**Testo fornito**
L'opera degli investigatori, nonostante le difficoltà dovute alla carenza di testimonianze sulla fase del rapimento, procede senza sosta, con un accanimento pari alla durezza della prova, sotto la direzione dell'autorità giudiziaria, ed accenna ad assumere contorni sempre più definiti. Su questo punto credo che ogni riserbo possa essere compreso ed apprezzato dal Parlamento.

Le rivendicazioni del sequestro alle Brigate rosse si sono susseguite nel corso della giornata di sabato 13, mediante telefonate anonime in varie città italiane: a "l'Unità", di Torino, all'"Ansa" di Verona a "Il Giornale" di Vicenza, a "La Notte" di Milano, a "Il Messaggero" di Roma. Nel pomeriggio dello stesso sabato veniva fatto trovare a Roma il primo volantino delle Brigate rosse. Ieri, sempre nel pomeriggio, veniva rinvenuto il secondo comunicato, in cui si afferma che il magistrato è sottoposto, con la sua ``collaborazione'', all'interrogatorio dei terroristi.

Attacco alle strutture carcerarie

L'analisi di questi documenti conferma, innanzitutto, che il sequestro del Magistrato D'Urso si inserisce nei propositi di attacco del terrorismo alle istituzioni democratiche e, all'interno del sistema, alle strutture carcerarie in particolare. Questo disegno ha come obiettivi: organizzare la liberazione dei detenuti, smantellare il cosiddetto circuito della differenziazione, costruire e rafforzare i comitati di lotta, chiudere il carcere dell'Asinara. Questo disegno è considerato, dall'organizzazione eversiva, come strumentale ai suoi obiettivi primari: la destabilizzazione ed il rovesciamento delle istituzioni democratiche.

**Dati mostrati**

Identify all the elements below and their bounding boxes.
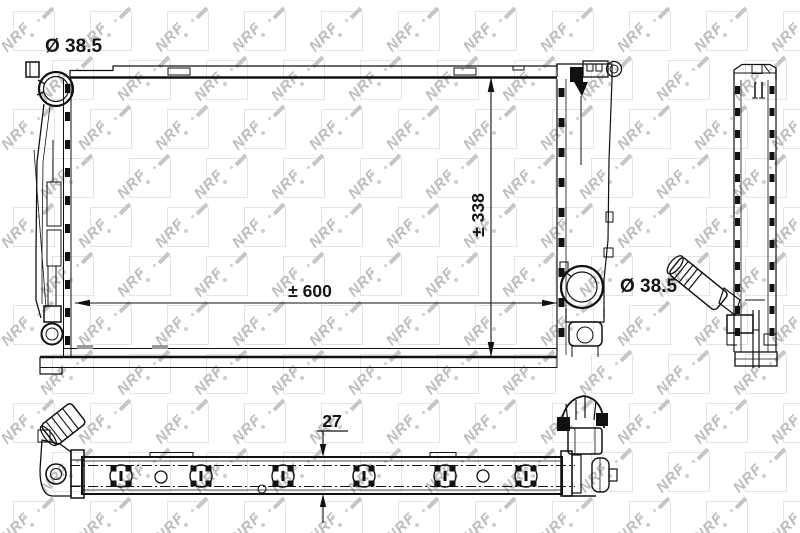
core-height-label: ± 338 xyxy=(468,193,488,237)
dimension-inlet-diameter: Ø 38.5 xyxy=(45,36,102,57)
splined-holes xyxy=(110,465,537,487)
front-view xyxy=(26,61,622,374)
dimension-core-height: ± 338 xyxy=(468,77,494,357)
dimension-bottom-thickness: 27 xyxy=(317,411,348,523)
inlet-diameter-label: Ø 38.5 xyxy=(45,36,102,57)
bottom-left-fitting xyxy=(37,402,86,498)
side-view xyxy=(664,65,777,369)
dimension-outlet-diameter: Ø 38.5 xyxy=(620,276,677,297)
technical-drawing-page: NRFNRFNRFNRFNRFNRFNRFNRFNRFNRFNRFNRFNRFN… xyxy=(0,0,800,533)
bottom-right-fitting xyxy=(557,396,617,496)
dimension-core-width: ± 600 xyxy=(75,281,557,306)
bottom-thickness-label: 27 xyxy=(322,411,341,431)
radiator-drawing: ± 600 ± 338 Ø 38.5 Ø 38.5 27 xyxy=(0,0,800,533)
core-width-label: ± 600 xyxy=(288,281,332,301)
outlet-diameter-label: Ø 38.5 xyxy=(620,276,677,297)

**Esercizio proposto A**
Stabilisci se ciascuna delle seguenti affermazioni concorda con il testo sul sequestro D'Urso: (i) il primo volantino delle Brigate rosse fu fatto trovare a Roma nel pomeriggio di sabato 13; (ii) le rivendicazioni del sequestro giunsero ai giornali per lettera; (iii) tra gli obiettivi del disegno terroristico figura la chiusura del carcere dell'Asinara. Per ognuna rispondi sì o no, citando alla lettera le parole del testo che lo decidono.
**Esercizio proposto B**
Prosegui il testo sul sequestro D'Urso, riprendendo subito dopo la sua ultima frase.

**Risposta A**
(i) Sì: «Nel pomeriggio dello stesso sabato veniva fatto trovare a Roma il primo volantino delle Brigate rosse.»
(ii) No: «mediante telefonate anonime in varie città italiane»
(iii) Sì: «chiudere il carcere dell'Asinara»

**Risposta B**
Da ciò, la particolare collocazione che le Brigate rosse rivendicano, oggi, nel terrorismo italiano e che si riassume in questo punto: il compito dell'organizzazione è di dimostrare, nello scontro di classe, la capacità di essere la punta più avanzata dell'intero movimento rivoluzionario; la sua linea politica, espressa nella ``Risoluzione della direzione strategica'', si condensa nella parola d'ordine: ``accettare la guerra e attaccare il cuore dello Stato, facendo vivere i contenuti di distruzione e disarticolazione dentro una linea di massa che dialettizzi i programmi immediati con il programma generale di transizione al comunismo".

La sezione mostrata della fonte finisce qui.